====== Records for this exercise

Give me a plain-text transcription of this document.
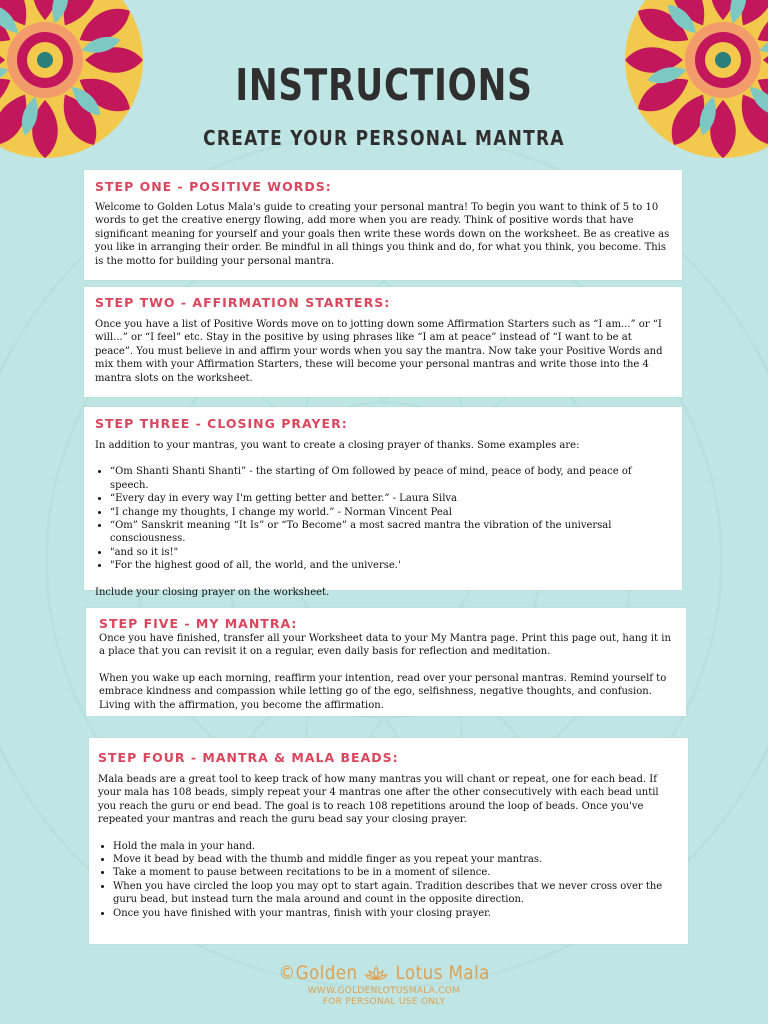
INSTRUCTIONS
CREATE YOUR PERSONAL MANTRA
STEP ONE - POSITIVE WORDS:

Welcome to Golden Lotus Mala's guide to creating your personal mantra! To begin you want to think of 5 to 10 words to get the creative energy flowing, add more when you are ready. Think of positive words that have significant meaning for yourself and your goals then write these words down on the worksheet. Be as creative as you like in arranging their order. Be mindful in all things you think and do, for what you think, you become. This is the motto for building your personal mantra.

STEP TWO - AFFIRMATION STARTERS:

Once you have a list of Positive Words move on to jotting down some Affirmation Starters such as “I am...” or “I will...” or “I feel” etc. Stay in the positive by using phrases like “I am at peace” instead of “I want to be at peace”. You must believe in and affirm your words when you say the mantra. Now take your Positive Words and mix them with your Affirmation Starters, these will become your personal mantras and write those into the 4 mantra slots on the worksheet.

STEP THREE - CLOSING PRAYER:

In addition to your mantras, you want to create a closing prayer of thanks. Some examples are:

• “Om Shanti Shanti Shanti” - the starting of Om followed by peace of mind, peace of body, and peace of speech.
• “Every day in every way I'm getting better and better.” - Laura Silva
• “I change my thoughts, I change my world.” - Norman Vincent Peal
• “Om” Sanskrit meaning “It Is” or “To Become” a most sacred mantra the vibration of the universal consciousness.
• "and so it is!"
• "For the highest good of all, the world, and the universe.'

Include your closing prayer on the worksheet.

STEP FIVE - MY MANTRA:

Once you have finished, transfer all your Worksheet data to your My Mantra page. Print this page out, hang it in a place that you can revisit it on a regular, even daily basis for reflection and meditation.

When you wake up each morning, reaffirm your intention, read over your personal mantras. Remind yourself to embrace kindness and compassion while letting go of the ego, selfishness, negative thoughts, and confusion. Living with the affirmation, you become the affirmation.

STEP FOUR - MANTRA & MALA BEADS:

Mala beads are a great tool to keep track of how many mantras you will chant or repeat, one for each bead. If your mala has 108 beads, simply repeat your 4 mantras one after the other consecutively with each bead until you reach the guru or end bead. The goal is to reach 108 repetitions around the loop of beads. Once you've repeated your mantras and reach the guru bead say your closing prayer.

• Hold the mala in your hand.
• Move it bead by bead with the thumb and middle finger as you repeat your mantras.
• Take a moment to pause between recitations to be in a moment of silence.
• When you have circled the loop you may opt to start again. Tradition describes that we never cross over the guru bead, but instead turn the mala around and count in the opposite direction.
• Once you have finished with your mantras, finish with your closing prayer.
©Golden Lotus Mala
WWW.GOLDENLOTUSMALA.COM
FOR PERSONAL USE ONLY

============
====== Records for this exercise

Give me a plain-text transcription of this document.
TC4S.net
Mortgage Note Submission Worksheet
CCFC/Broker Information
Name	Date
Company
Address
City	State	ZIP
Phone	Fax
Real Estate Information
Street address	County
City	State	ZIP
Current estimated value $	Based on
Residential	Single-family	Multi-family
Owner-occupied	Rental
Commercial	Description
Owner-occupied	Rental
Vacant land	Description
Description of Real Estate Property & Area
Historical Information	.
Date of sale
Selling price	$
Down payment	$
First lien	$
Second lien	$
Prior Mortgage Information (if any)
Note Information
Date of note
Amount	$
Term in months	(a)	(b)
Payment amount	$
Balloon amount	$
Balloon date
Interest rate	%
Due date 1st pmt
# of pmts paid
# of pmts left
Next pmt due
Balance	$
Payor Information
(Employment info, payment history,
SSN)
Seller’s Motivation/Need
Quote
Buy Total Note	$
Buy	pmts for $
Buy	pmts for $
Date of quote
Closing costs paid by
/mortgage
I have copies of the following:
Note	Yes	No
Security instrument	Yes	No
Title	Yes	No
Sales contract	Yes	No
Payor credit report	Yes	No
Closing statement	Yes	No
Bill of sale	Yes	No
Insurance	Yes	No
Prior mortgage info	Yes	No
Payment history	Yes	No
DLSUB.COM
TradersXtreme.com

============
====== Records for this exercise

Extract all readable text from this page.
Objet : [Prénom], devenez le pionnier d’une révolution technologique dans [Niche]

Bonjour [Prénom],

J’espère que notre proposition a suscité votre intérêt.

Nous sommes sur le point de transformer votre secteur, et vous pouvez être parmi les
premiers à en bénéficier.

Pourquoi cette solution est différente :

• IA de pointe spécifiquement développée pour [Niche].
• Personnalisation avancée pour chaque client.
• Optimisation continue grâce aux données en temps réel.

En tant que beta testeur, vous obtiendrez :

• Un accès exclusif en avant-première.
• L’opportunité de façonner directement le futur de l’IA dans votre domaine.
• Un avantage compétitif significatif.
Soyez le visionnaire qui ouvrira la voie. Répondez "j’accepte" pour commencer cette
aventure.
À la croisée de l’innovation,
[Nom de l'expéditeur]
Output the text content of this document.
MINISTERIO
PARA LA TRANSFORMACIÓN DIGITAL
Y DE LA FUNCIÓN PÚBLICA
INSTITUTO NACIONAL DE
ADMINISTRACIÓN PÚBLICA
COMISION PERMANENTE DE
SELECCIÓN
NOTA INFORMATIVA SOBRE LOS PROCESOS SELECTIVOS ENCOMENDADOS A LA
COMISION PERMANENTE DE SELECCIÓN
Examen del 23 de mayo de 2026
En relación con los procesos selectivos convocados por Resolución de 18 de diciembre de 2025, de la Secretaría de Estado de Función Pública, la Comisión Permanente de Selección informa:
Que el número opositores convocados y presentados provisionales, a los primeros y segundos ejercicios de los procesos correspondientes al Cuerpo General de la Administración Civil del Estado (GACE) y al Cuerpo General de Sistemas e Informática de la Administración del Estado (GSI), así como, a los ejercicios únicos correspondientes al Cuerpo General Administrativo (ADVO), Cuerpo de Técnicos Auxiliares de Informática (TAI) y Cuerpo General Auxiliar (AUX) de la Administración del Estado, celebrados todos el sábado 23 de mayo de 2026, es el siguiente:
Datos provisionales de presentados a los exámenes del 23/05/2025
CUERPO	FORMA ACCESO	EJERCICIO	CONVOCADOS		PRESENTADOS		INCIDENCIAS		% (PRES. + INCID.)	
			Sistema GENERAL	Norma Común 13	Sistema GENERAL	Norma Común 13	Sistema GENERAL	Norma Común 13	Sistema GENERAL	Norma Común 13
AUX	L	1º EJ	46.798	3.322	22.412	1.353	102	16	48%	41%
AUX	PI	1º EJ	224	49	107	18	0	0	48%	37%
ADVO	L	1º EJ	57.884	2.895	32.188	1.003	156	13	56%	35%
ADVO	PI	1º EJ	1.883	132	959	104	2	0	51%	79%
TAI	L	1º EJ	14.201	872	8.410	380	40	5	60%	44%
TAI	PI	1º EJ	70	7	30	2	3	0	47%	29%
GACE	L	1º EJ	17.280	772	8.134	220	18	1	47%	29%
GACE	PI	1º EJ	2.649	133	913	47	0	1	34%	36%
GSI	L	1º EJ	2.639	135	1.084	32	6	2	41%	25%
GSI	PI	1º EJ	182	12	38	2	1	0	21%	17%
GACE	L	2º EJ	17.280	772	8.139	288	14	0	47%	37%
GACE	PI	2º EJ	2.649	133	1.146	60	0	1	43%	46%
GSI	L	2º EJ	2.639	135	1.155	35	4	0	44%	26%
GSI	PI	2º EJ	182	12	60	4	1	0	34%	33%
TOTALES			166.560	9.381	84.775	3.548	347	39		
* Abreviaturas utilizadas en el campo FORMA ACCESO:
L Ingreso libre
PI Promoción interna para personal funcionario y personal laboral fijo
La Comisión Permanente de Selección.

============

[Problem requirements]: Find the string "have" in the entries above and return each line that holds it.

[Exercise answer]:
Welcome to Golden Lotus Mala's guide to creating your personal mantra! To begin you want to think of 5 to 10 words to get the creative energy flowing, add more when you are ready. Think of positive words that have significant meaning for yourself and your goals then write these words down on the worksheet. Be as creative as you like in arranging their order. Be mindful in all things you think and do, for what you think, you become. This is the motto for building your personal mantra.
Once you have a list of Positive Words move on to jotting down some Affirmation Starters such as “I am...” or “I will...” or “I feel” etc. Stay in the positive by using phrases like “I am at peace” instead of “I want to be at peace”. You must believe in and affirm your words when you say the mantra. Now take your Positive Words and mix them with your Affirmation Starters, these will become your personal mantras and write those into the 4 mantra slots on the worksheet.
Once you have finished, transfer all your Worksheet data to your My Mantra page. Print this page out, hang it in a place that you can revisit it on a regular, even daily basis for reflection and meditation.
• When you have circled the loop you may opt to start again. Tradition describes that we never cross over the guru bead, but instead turn the mala around and count in the opposite direction.
• Once you have finished with your mantras, finish with your closing prayer.
I have copies of the following:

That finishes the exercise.